WRITTEN PROBLEM
Reproduce all of the data word for word.

Items from a figure collection:
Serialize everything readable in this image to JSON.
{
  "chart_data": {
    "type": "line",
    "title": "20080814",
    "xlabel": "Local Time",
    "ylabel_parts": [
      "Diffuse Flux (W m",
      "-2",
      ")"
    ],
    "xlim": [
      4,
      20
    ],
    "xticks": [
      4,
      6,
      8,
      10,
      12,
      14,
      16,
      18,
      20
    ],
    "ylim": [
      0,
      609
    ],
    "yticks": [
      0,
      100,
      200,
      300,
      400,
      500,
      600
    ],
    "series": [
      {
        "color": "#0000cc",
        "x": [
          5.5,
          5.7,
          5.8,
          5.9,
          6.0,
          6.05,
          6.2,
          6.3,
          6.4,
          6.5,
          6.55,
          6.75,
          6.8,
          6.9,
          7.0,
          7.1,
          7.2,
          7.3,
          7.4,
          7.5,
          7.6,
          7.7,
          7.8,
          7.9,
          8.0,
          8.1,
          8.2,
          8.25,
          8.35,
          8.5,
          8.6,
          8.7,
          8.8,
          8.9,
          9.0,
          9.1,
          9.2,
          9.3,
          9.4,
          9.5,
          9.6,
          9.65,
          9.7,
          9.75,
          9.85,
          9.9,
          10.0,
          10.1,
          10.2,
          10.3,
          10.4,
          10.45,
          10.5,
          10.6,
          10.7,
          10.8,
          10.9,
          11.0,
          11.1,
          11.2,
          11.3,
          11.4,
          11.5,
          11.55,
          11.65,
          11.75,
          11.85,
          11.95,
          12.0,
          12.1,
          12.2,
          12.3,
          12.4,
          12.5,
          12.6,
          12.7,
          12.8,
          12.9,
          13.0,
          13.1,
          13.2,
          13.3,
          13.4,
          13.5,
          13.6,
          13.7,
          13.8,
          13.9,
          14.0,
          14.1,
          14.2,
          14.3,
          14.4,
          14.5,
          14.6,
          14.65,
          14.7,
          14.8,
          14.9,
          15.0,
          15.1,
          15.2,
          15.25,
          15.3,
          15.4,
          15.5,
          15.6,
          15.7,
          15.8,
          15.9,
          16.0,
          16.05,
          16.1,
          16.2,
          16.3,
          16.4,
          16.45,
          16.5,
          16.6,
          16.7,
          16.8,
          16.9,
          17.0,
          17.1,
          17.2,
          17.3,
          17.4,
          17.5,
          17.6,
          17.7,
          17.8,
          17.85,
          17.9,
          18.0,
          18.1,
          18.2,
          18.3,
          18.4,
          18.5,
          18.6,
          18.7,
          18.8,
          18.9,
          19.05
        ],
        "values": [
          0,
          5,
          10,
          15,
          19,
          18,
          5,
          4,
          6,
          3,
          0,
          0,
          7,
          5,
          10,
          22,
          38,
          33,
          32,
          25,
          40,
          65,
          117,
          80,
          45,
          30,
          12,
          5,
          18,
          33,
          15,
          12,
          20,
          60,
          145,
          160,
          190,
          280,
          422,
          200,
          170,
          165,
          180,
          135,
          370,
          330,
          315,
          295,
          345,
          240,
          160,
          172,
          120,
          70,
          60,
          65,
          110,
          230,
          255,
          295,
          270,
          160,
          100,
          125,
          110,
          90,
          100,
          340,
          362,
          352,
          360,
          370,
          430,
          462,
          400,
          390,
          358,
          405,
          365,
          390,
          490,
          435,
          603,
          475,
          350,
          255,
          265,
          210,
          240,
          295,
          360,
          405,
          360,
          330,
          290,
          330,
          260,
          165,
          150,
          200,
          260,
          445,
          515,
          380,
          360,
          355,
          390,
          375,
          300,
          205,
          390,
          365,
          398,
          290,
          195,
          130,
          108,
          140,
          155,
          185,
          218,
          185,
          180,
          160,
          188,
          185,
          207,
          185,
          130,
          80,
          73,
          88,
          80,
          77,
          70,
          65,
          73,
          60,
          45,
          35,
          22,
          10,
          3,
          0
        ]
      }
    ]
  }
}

WRITTEN SOLUTION
Serialize everything readable in this image to JSON.
{
  "chart_data": {
    "type": "line",
    "title": "20080814",
    "xlabel": "Local Time",
    "ylabel_parts": [
      "Diffuse Flux (W m",
      "-2",
      ")"
    ],
    "xlim": [
      4,
      20
    ],
    "xticks": [
      4,
      6,
      8,
      10,
      12,
      14,
      16,
      18,
      20
    ],
    "ylim": [
      0,
      609
    ],
    "yticks": [
      0,
      100,
      200,
      300,
      400,
      500,
      600
    ],
    "series": [
      {
        "color": "#0000cc",
        "x": [
          5.5,
          5.7,
          5.8,
          5.9,
          6.0,
          6.05,
          6.2,
          6.3,
          6.4,
          6.5,
          6.55,
          6.75,
          6.8,
          6.9,
          7.0,
          7.1,
          7.2,
          7.3,
          7.4,
          7.5,
          7.6,
          7.7,
          7.8,
          7.9,
          8.0,
          8.1,
          8.2,
          8.25,
          8.35,
          8.5,
          8.6,
          8.7,
          8.8,
          8.9,
          9.0,
          9.1,
          9.2,
          9.3,
          9.4,
          9.5,
          9.6,
          9.65,
          9.7,
          9.75,
          9.85,
          9.9,
          10.0,
          10.1,
          10.2,
          10.3,
          10.4,
          10.45,
          10.5,
          10.6,
          10.7,
          10.8,
          10.9,
          11.0,
          11.1,
          11.2,
          11.3,
          11.4,
          11.5,
          11.55,
          11.65,
          11.75,
          11.85,
          11.95,
          12.0,
          12.1,
          12.2,
          12.3,
          12.4,
          12.5,
          12.6,
          12.7,
          12.8,
          12.9,
          13.0,
          13.1,
          13.2,
          13.3,
          13.4,
          13.5,
          13.6,
          13.7,
          13.8,
          13.9,
          14.0,
          14.1,
          14.2,
          14.3,
          14.4,
          14.5,
          14.6,
          14.65,
          14.7,
          14.8,
          14.9,
          15.0,
          15.1,
          15.2,
          15.25,
          15.3,
          15.4,
          15.5,
          15.6,
          15.7,
          15.8,
          15.9,
          16.0,
          16.05,
          16.1,
          16.2,
          16.3,
          16.4,
          16.45,
          16.5,
          16.6,
          16.7,
          16.8,
          16.9,
          17.0,
          17.1,
          17.2,
          17.3,
          17.4,
          17.5,
          17.6,
          17.7,
          17.8,
          17.85,
          17.9,
          18.0,
          18.1,
          18.2,
          18.3,
          18.4,
          18.5,
          18.6,
          18.7,
          18.8,
          18.9,
          19.05
        ],
        "values": [
          0,
          5,
          10,
          15,
          19,
          18,
          5,
          4,
          6,
          3,
          0,
          0,
          7,
          5,
          10,
          22,
          38,
          33,
          32,
          25,
          40,
          65,
          117,
          80,
          45,
          30,
          12,
          5,
          18,
          33,
          15,
          12,
          20,
          60,
          145,
          160,
          190,
          280,
          422,
          200,
          170,
          165,
          180,
          135,
          370,
          330,
          315,
          295,
          345,
          240,
          160,
          172,
          120,
          70,
          60,
          65,
          110,
          230,
          255,
          295,
          270,
          160,
          100,
          125,
          110,
          90,
          100,
          340,
          362,
          352,
          360,
          370,
          430,
          462,
          400,
          390,
          358,
          405,
          365,
          390,
          490,
          435,
          603,
          475,
          350,
          255,
          265,
          210,
          240,
          295,
          360,
          405,
          360,
          330,
          290,
          330,
          260,
          165,
          150,
          200,
          260,
          445,
          515,
          380,
          360,
          355,
          390,
          375,
          300,
          205,
          390,
          365,
          398,
          290,
          195,
          130,
          108,
          140,
          155,
          185,
          218,
          185,
          180,
          160,
          188,
          185,
          207,
          185,
          130,
          80,
          73,
          88,
          80,
          77,
          70,
          65,
          73,
          60,
          45,
          35,
          22,
          10,
          3,
          0
        ]
      }
    ]
  }
}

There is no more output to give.